**EXTRACTED DATA**
---
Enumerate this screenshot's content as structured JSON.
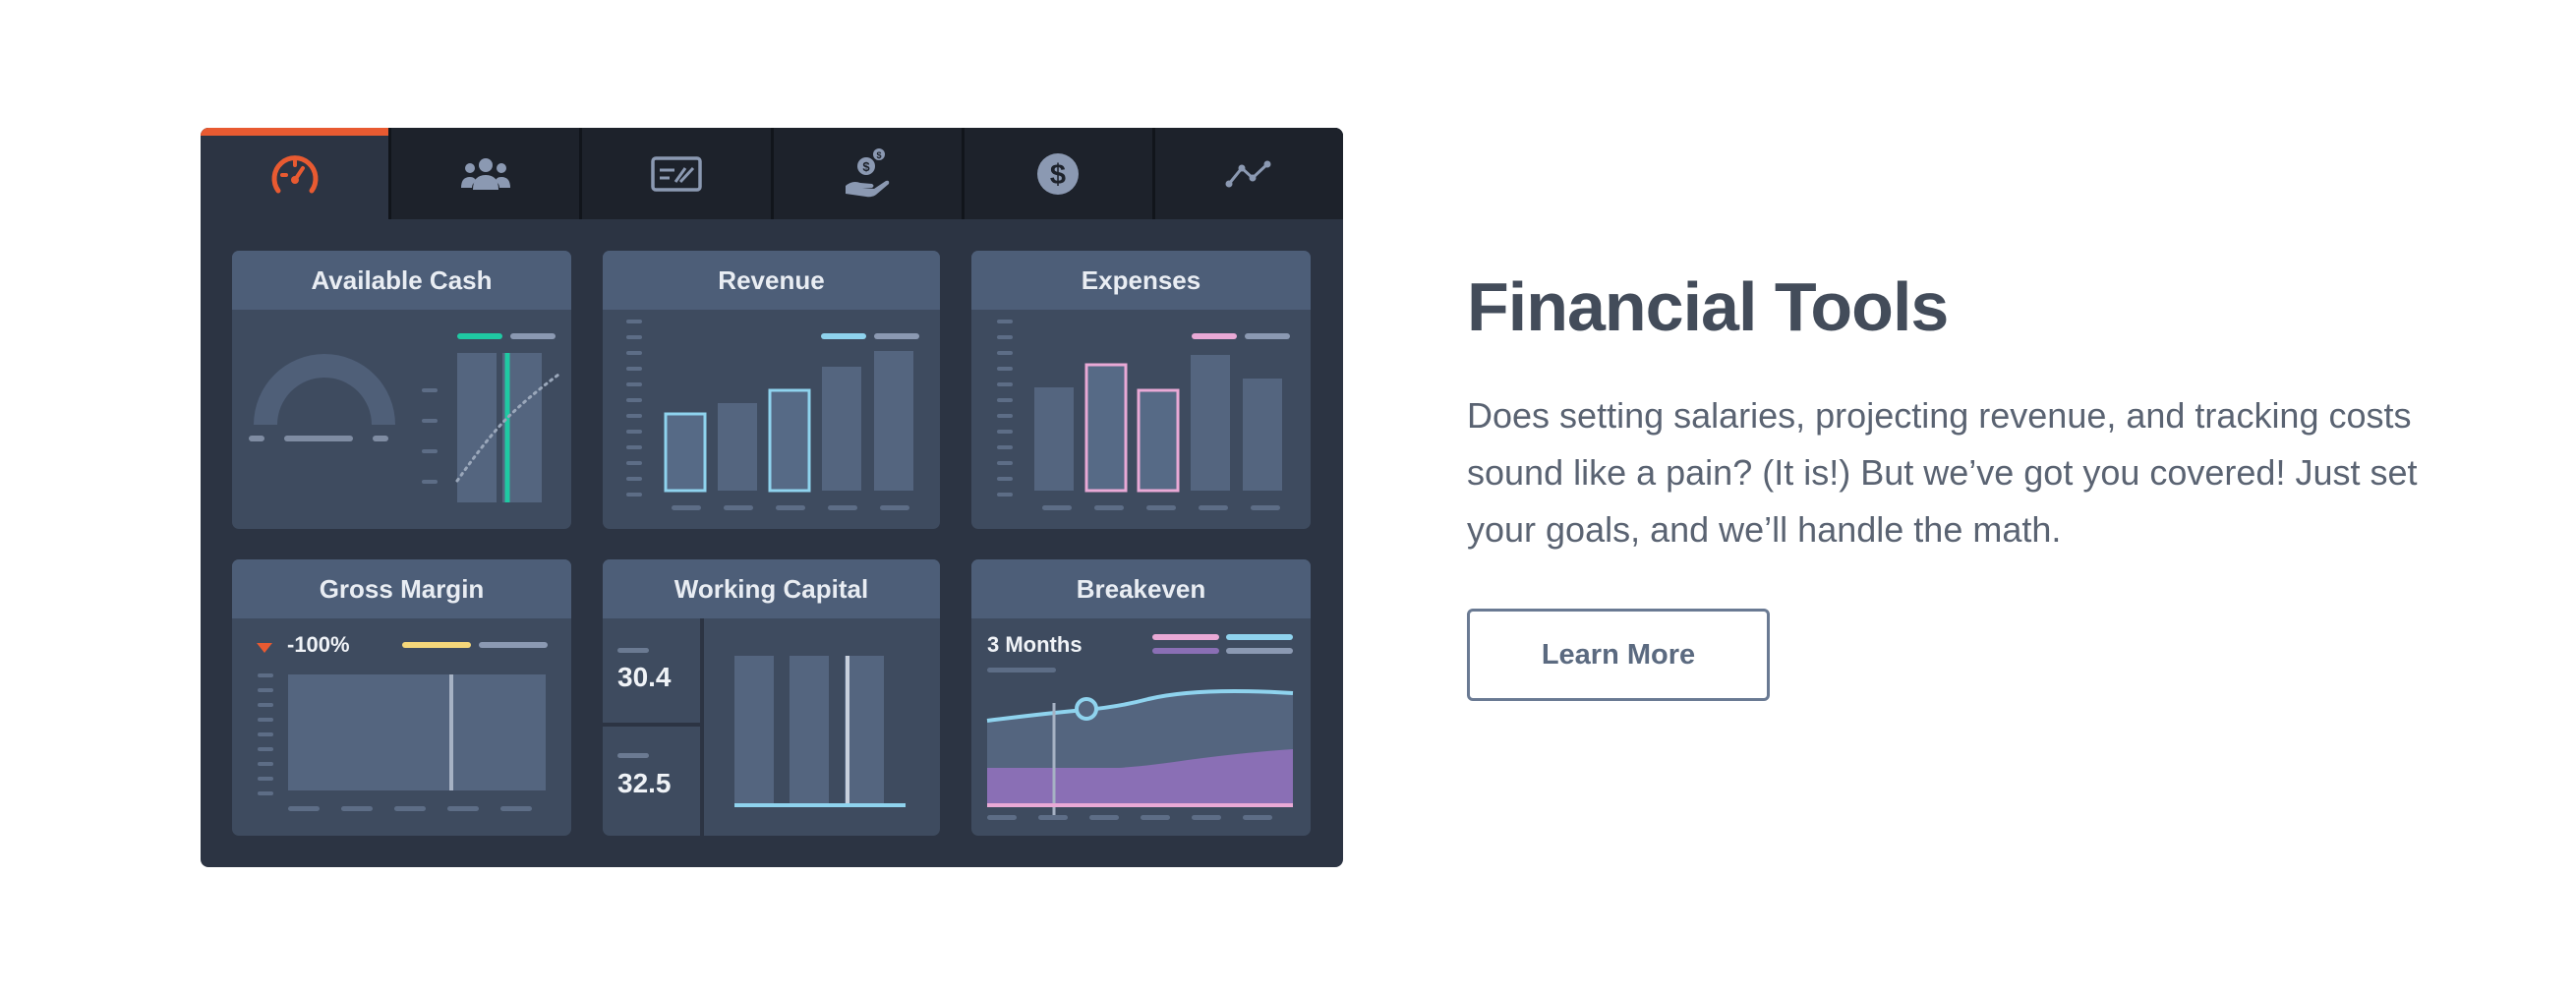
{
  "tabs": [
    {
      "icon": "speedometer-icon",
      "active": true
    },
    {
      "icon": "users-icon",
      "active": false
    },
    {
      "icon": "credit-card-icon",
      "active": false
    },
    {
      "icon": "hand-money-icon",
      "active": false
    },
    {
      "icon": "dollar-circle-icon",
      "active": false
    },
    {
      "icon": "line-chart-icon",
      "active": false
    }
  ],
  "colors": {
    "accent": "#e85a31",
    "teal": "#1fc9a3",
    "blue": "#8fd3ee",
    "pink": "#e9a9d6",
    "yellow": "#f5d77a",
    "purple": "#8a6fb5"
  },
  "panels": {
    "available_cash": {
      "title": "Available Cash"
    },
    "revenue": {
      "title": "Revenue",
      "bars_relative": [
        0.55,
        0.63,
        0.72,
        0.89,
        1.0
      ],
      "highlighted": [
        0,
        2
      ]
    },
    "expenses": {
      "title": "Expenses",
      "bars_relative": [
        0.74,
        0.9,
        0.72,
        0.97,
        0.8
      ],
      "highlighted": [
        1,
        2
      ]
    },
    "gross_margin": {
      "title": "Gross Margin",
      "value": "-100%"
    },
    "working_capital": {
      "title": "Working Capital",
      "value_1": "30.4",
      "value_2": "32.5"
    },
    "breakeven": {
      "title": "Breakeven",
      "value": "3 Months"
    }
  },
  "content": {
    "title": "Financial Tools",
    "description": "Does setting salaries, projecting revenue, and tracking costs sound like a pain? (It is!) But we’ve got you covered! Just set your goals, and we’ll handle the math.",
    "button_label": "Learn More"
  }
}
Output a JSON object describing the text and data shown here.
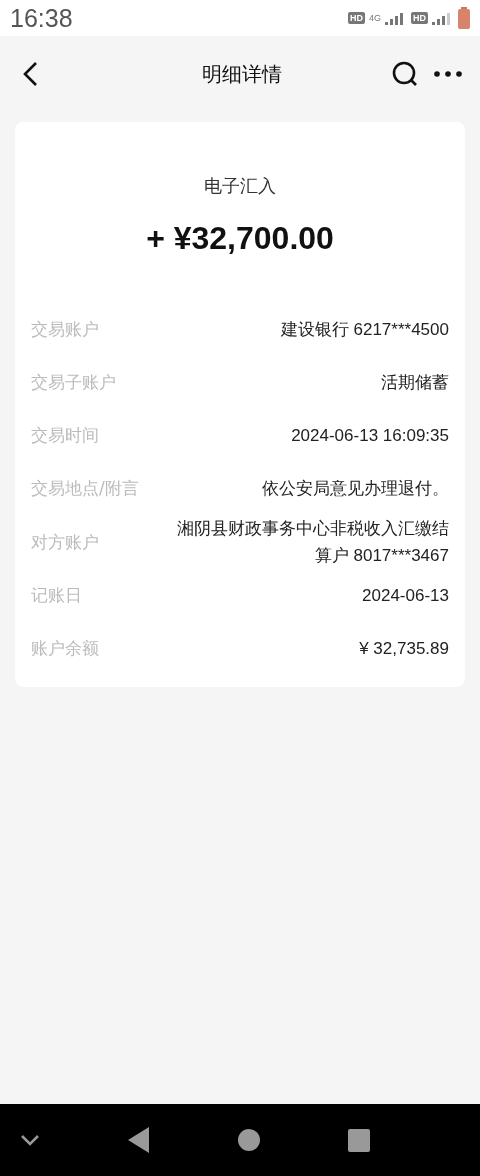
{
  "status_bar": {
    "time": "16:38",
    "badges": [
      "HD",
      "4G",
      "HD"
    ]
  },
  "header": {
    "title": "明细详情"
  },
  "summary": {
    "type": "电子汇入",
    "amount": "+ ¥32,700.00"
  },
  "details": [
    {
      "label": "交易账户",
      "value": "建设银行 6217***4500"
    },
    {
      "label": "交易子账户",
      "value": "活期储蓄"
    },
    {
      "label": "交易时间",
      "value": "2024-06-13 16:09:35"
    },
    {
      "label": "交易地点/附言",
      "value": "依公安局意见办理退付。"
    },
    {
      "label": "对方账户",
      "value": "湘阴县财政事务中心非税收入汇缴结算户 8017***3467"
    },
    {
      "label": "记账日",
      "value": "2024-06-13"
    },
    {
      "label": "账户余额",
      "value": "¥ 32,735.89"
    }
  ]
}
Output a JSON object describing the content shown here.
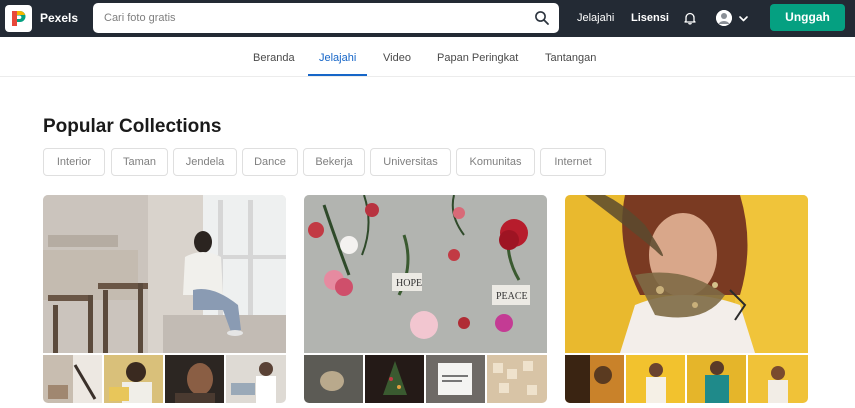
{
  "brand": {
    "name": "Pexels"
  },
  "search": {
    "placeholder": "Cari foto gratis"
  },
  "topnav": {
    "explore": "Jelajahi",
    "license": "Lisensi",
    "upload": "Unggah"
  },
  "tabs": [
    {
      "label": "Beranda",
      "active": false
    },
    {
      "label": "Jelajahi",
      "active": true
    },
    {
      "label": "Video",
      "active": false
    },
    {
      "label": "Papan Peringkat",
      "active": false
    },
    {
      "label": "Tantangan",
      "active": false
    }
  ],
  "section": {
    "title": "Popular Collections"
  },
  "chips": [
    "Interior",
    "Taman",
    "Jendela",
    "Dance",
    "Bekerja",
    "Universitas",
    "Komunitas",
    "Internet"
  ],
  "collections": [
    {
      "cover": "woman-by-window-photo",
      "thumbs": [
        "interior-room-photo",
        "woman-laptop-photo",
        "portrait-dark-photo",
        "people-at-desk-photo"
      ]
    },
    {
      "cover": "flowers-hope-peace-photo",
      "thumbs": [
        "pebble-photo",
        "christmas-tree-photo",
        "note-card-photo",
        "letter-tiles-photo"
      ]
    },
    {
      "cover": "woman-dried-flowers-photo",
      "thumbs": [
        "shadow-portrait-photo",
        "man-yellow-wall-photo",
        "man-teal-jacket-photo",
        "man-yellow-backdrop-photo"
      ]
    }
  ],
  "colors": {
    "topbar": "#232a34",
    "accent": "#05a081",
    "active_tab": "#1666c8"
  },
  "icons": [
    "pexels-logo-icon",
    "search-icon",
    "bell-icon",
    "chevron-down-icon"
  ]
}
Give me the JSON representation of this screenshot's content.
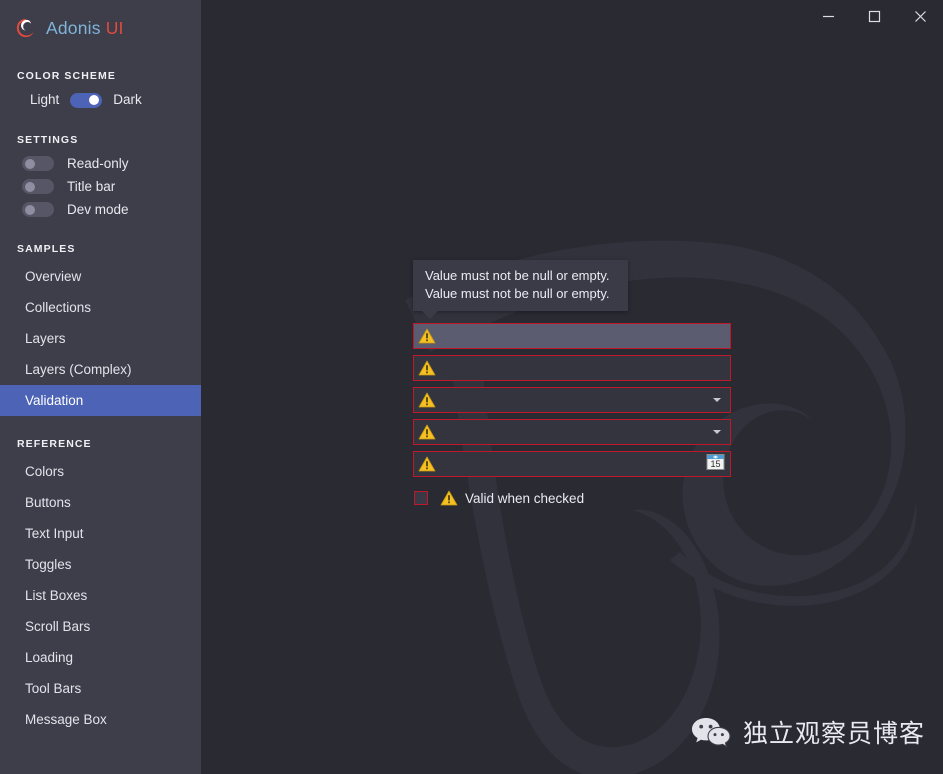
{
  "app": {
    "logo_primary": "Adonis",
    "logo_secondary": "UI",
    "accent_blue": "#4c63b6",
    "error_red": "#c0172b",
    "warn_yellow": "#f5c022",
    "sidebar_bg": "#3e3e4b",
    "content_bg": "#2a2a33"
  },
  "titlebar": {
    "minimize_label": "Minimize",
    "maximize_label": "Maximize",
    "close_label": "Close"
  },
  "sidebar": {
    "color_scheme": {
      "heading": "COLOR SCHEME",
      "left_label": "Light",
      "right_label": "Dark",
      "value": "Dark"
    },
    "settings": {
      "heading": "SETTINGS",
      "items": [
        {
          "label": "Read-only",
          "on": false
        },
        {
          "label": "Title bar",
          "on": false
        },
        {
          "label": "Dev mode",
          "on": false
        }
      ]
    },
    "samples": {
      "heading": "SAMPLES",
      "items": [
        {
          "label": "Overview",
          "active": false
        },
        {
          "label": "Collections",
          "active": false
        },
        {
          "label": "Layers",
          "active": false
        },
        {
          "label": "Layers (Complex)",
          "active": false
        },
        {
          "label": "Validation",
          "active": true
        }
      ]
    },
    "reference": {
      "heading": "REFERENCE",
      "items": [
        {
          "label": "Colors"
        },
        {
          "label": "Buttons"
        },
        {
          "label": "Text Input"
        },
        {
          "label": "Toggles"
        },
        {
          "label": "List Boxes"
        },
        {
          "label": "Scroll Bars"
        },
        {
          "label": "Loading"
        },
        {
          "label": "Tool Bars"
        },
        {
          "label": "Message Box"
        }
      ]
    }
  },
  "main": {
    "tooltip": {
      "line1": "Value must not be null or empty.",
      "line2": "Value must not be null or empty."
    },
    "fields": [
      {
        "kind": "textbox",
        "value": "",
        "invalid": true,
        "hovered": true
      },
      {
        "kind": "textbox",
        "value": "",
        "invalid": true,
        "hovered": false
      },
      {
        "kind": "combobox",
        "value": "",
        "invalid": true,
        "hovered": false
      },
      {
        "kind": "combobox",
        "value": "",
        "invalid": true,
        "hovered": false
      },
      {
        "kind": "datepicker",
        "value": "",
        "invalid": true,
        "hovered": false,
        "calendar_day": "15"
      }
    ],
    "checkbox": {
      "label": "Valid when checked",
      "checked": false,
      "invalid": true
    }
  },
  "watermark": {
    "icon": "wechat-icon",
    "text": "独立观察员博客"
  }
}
---
**BRIEF**
Repeat all of the data above word for word, minus the pictures.

**WRITTEN RESPONSE**
Enumerate this screenshot's content as structured JSON.
{
  "tabs": [
    {
      "icon": "speedometer-icon",
      "active": true
    },
    {
      "icon": "users-icon",
      "active": false
    },
    {
      "icon": "credit-card-icon",
      "active": false
    },
    {
      "icon": "hand-money-icon",
      "active": false
    },
    {
      "icon": "dollar-circle-icon",
      "active": false
    },
    {
      "icon": "line-chart-icon",
      "active": false
    }
  ],
  "colors": {
    "accent": "#e85a31",
    "teal": "#1fc9a3",
    "blue": "#8fd3ee",
    "pink": "#e9a9d6",
    "yellow": "#f5d77a",
    "purple": "#8a6fb5"
  },
  "panels": {
    "available_cash": {
      "title": "Available Cash"
    },
    "revenue": {
      "title": "Revenue",
      "bars_relative": [
        0.55,
        0.63,
        0.72,
        0.89,
        1.0
      ],
      "highlighted": [
        0,
        2
      ]
    },
    "expenses": {
      "title": "Expenses",
      "bars_relative": [
        0.74,
        0.9,
        0.72,
        0.97,
        0.8
      ],
      "highlighted": [
        1,
        2
      ]
    },
    "gross_margin": {
      "title": "Gross Margin",
      "value": "-100%"
    },
    "working_capital": {
      "title": "Working Capital",
      "value_1": "30.4",
      "value_2": "32.5"
    },
    "breakeven": {
      "title": "Breakeven",
      "value": "3 Months"
    }
  },
  "content": {
    "title": "Financial Tools",
    "description": "Does setting salaries, projecting revenue, and tracking costs sound like a pain? (It is!) But we’ve got you covered! Just set your goals, and we’ll handle the math.",
    "button_label": "Learn More"
  }
}
Output a JSON object describing the text and data shown here.
{
  "status_bar": {
    "time": "16:38",
    "badges": [
      "HD",
      "4G",
      "HD"
    ]
  },
  "header": {
    "title": "明细详情"
  },
  "summary": {
    "type": "电子汇入",
    "amount": "+ ¥32,700.00"
  },
  "details": [
    {
      "label": "交易账户",
      "value": "建设银行 6217***4500"
    },
    {
      "label": "交易子账户",
      "value": "活期储蓄"
    },
    {
      "label": "交易时间",
      "value": "2024-06-13 16:09:35"
    },
    {
      "label": "交易地点/附言",
      "value": "依公安局意见办理退付。"
    },
    {
      "label": "对方账户",
      "value": "湘阴县财政事务中心非税收入汇缴结算户 8017***3467"
    },
    {
      "label": "记账日",
      "value": "2024-06-13"
    },
    {
      "label": "账户余额",
      "value": "¥ 32,735.89"
    }
  ]
}
Output a JSON object describing the content shown here.
{
  "brand": {
    "name": "Pexels"
  },
  "search": {
    "placeholder": "Cari foto gratis"
  },
  "topnav": {
    "explore": "Jelajahi",
    "license": "Lisensi",
    "upload": "Unggah"
  },
  "tabs": [
    {
      "label": "Beranda",
      "active": false
    },
    {
      "label": "Jelajahi",
      "active": true
    },
    {
      "label": "Video",
      "active": false
    },
    {
      "label": "Papan Peringkat",
      "active": false
    },
    {
      "label": "Tantangan",
      "active": false
    }
  ],
  "section": {
    "title": "Popular Collections"
  },
  "chips": [
    "Interior",
    "Taman",
    "Jendela",
    "Dance",
    "Bekerja",
    "Universitas",
    "Komunitas",
    "Internet"
  ],
  "collections": [
    {
      "cover": "woman-by-window-photo",
      "thumbs": [
        "interior-room-photo",
        "woman-laptop-photo",
        "portrait-dark-photo",
        "people-at-desk-photo"
      ]
    },
    {
      "cover": "flowers-hope-peace-photo",
      "thumbs": [
        "pebble-photo",
        "christmas-tree-photo",
        "note-card-photo",
        "letter-tiles-photo"
      ]
    },
    {
      "cover": "woman-dried-flowers-photo",
      "thumbs": [
        "shadow-portrait-photo",
        "man-yellow-wall-photo",
        "man-teal-jacket-photo",
        "man-yellow-backdrop-photo"
      ]
    }
  ],
  "colors": {
    "topbar": "#232a34",
    "accent": "#05a081",
    "active_tab": "#1666c8"
  },
  "icons": [
    "pexels-logo-icon",
    "search-icon",
    "bell-icon",
    "chevron-down-icon"
  ]
}
Give me the JSON representation of this screenshot's content.
{
  "app": {
    "logo_primary": "Adonis",
    "logo_secondary": "UI",
    "accent_blue": "#4c63b6",
    "error_red": "#c0172b",
    "warn_yellow": "#f5c022",
    "sidebar_bg": "#3e3e4b",
    "content_bg": "#2a2a33"
  },
  "titlebar": {
    "minimize_label": "Minimize",
    "maximize_label": "Maximize",
    "close_label": "Close"
  },
  "sidebar": {
    "color_scheme": {
      "heading": "COLOR SCHEME",
      "left_label": "Light",
      "right_label": "Dark",
      "value": "Dark"
    },
    "settings": {
      "heading": "SETTINGS",
      "items": [
        {
          "label": "Read-only",
          "on": false
        },
        {
          "label": "Title bar",
          "on": false
        },
        {
          "label": "Dev mode",
          "on": false
        }
      ]
    },
    "samples": {
      "heading": "SAMPLES",
      "items": [
        {
          "label": "Overview",
          "active": false
        },
        {
          "label": "Collections",
          "active": false
        },
        {
          "label": "Layers",
          "active": false
        },
        {
          "label": "Layers (Complex)",
          "active": false
        },
        {
          "label": "Validation",
          "active": true
        }
      ]
    },
    "reference": {
      "heading": "REFERENCE",
      "items": [
        {
          "label": "Colors"
        },
        {
          "label": "Buttons"
        },
        {
          "label": "Text Input"
        },
        {
          "label": "Toggles"
        },
        {
          "label": "List Boxes"
        },
        {
          "label": "Scroll Bars"
        },
        {
          "label": "Loading"
        },
        {
          "label": "Tool Bars"
        },
        {
          "label": "Message Box"
        }
      ]
    }
  },
  "main": {
    "tooltip": {
      "line1": "Value must not be null or empty.",
      "line2": "Value must not be null or empty."
    },
    "fields": [
      {
        "kind": "textbox",
        "value": "",
        "invalid": true,
        "hovered": true
      },
      {
        "kind": "textbox",
        "value": "",
        "invalid": true,
        "hovered": false
      },
      {
        "kind": "combobox",
        "value": "",
        "invalid": true,
        "hovered": false
      },
      {
        "kind": "combobox",
        "value": "",
        "invalid": true,
        "hovered": false
      },
      {
        "kind": "datepicker",
        "value": "",
        "invalid": true,
        "hovered": false,
        "calendar_day": "15"
      }
    ],
    "checkbox": {
      "label": "Valid when checked",
      "checked": false,
      "invalid": true
    }
  },
  "watermark": {
    "icon": "wechat-icon",
    "text": "独立观察员博客"
  }
}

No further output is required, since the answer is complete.